§ **The task**
From the listing below, return each line that includes "this".
BEGIN Records to process
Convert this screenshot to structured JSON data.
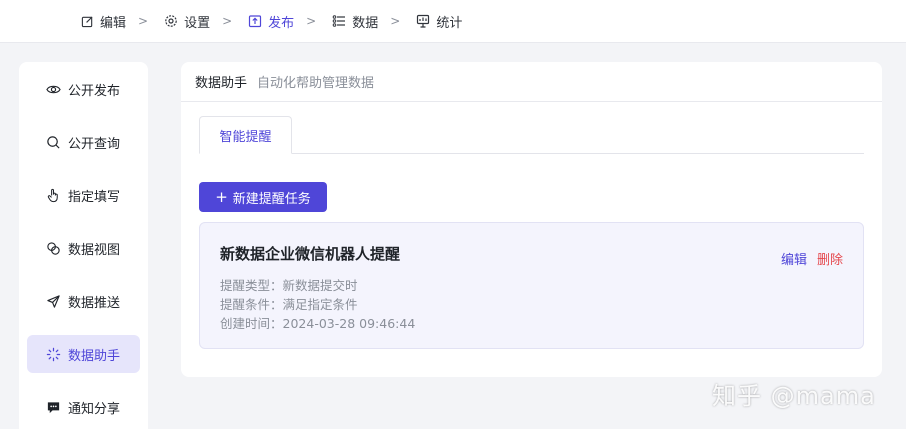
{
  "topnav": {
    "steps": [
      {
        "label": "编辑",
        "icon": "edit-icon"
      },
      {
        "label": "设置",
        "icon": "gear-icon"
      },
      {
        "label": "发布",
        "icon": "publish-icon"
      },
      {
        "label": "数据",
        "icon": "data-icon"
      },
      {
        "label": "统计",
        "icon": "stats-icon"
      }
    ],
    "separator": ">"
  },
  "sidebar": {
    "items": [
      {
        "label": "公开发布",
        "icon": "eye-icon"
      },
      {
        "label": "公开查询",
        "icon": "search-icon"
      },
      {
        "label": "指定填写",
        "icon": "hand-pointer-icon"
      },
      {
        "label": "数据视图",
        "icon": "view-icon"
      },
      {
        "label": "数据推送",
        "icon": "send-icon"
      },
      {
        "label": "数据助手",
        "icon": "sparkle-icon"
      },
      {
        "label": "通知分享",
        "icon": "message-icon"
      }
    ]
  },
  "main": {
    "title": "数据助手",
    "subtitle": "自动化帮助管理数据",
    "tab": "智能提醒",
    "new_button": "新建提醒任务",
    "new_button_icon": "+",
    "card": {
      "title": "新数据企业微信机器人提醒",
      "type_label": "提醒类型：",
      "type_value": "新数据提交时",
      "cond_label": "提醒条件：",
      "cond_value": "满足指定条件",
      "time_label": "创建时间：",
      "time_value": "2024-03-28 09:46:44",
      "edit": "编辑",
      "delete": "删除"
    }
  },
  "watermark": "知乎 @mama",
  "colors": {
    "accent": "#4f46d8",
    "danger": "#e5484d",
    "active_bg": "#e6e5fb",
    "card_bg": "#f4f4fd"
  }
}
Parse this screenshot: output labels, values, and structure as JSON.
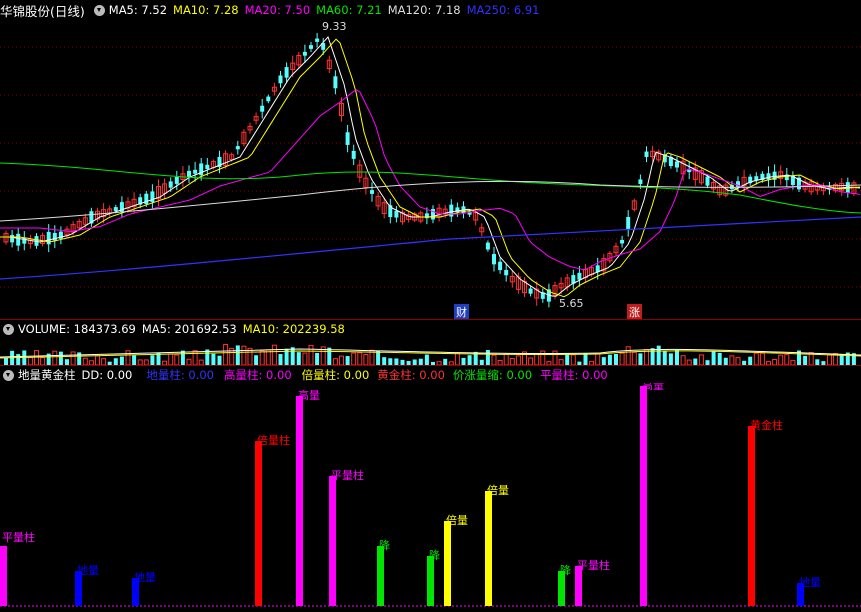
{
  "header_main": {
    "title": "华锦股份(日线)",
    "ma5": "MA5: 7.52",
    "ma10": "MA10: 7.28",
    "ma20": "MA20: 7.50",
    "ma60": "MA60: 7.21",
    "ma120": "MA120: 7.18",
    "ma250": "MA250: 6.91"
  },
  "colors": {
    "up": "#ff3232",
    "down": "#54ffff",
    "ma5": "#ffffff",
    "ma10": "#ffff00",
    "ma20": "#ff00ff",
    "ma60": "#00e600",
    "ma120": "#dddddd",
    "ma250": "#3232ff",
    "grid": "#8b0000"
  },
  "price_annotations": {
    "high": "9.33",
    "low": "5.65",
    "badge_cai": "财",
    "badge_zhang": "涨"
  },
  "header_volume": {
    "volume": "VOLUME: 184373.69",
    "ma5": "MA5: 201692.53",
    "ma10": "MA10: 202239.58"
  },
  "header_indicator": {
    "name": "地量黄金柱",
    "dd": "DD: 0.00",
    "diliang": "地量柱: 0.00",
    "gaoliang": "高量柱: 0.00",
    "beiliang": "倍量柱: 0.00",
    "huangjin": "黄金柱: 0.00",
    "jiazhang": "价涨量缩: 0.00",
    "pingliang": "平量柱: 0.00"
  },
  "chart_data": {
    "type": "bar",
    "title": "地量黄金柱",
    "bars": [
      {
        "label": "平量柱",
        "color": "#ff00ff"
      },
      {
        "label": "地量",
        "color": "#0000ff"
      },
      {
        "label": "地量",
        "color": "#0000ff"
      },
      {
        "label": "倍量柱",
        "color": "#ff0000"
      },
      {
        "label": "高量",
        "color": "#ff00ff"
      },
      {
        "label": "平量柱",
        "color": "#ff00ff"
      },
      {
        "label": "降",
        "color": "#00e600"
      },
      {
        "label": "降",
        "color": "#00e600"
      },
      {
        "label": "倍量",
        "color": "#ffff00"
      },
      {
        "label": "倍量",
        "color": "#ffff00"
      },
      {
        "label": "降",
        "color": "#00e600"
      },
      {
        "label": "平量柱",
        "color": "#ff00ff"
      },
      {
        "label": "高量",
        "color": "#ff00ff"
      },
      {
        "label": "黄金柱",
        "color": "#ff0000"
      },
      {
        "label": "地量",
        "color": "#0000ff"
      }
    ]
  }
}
END Records to process
BEGIN Records to process
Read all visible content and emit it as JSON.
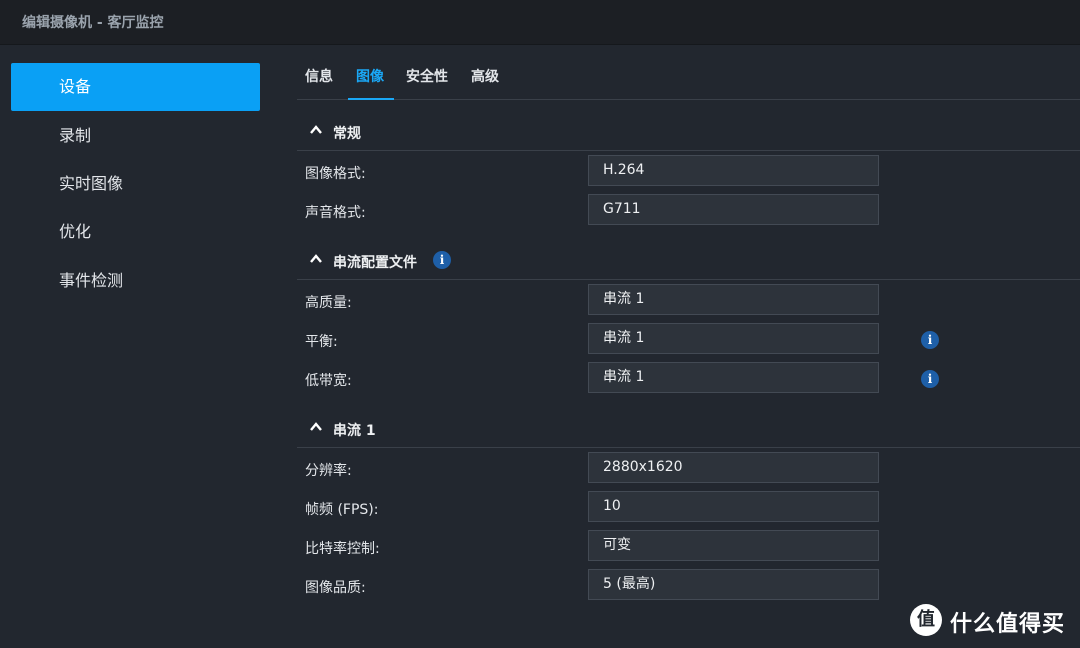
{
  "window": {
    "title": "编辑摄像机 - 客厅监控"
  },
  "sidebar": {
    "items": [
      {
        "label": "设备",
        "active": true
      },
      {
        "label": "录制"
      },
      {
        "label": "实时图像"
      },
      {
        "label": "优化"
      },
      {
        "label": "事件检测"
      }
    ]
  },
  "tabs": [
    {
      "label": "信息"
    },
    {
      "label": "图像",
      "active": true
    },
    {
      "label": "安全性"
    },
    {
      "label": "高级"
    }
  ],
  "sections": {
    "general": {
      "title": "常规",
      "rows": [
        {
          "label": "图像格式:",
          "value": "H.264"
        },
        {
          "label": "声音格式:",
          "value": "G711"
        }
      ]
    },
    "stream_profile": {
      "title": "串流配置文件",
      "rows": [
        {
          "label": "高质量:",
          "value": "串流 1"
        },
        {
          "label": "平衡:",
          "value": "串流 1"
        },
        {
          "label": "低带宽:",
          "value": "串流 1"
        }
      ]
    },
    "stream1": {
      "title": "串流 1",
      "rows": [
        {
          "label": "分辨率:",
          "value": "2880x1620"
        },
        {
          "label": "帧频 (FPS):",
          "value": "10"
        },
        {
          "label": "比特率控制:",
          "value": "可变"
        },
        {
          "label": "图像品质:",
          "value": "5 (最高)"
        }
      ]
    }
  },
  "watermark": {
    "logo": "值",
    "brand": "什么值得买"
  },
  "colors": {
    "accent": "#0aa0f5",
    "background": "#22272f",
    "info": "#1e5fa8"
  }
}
END Records to process
§ **Written answer**
Convert this screenshot to structured JSON data.
Parse this screenshot: output labels, values, and structure as JSON.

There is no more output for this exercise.